THE TASK »
Scan the material below for the string "name", and copy every line where it shows up.

RECORDED INFORMATION »
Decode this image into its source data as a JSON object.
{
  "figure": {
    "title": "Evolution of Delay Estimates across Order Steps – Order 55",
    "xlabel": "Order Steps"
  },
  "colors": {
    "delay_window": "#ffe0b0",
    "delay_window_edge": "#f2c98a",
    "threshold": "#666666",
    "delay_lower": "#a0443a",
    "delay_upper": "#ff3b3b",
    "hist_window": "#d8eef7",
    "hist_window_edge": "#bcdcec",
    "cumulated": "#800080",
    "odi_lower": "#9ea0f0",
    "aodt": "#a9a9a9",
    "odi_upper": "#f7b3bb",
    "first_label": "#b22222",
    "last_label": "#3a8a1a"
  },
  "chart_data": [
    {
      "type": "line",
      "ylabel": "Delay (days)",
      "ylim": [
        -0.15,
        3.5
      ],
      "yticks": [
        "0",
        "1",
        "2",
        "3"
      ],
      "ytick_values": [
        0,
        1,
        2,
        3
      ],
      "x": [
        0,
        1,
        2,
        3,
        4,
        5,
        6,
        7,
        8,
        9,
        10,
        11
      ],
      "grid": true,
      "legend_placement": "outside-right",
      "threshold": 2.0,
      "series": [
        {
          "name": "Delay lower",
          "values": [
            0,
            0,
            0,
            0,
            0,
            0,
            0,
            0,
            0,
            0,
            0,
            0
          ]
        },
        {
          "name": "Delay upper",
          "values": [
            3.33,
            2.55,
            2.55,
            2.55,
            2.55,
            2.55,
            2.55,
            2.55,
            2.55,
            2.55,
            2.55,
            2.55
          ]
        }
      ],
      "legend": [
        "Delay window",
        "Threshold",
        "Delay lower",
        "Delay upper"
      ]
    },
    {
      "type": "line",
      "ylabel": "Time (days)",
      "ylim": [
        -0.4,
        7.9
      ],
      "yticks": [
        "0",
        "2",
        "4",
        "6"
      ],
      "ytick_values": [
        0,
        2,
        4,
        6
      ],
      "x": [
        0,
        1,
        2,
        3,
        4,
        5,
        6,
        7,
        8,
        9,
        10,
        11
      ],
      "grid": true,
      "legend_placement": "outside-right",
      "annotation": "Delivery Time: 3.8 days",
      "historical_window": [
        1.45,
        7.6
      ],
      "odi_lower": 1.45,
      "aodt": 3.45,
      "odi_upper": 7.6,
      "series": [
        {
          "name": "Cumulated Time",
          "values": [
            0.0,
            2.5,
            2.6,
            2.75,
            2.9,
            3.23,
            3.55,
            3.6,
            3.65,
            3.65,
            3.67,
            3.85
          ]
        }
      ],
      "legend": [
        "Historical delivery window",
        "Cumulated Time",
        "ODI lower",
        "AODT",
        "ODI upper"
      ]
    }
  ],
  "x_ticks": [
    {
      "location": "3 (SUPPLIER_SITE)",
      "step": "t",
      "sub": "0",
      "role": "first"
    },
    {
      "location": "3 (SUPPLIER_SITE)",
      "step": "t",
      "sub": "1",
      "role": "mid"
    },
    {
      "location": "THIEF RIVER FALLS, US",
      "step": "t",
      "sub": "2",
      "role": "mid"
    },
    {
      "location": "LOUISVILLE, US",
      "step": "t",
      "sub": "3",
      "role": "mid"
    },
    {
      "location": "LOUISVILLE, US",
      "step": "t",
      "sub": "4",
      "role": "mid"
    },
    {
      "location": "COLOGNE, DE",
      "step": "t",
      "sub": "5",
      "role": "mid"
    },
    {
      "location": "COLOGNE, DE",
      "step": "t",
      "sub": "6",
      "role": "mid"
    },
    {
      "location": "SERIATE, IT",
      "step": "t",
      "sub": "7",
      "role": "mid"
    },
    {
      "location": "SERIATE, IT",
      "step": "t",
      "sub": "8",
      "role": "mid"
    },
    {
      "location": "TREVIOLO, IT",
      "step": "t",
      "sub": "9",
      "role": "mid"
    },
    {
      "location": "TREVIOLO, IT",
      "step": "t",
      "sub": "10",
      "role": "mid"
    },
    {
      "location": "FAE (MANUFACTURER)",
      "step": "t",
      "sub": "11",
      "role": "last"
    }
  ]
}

RESPONSE TO THIS TASK »
          "name": "Delay lower",
          "name": "Delay upper",
          "name": "Cumulated Time",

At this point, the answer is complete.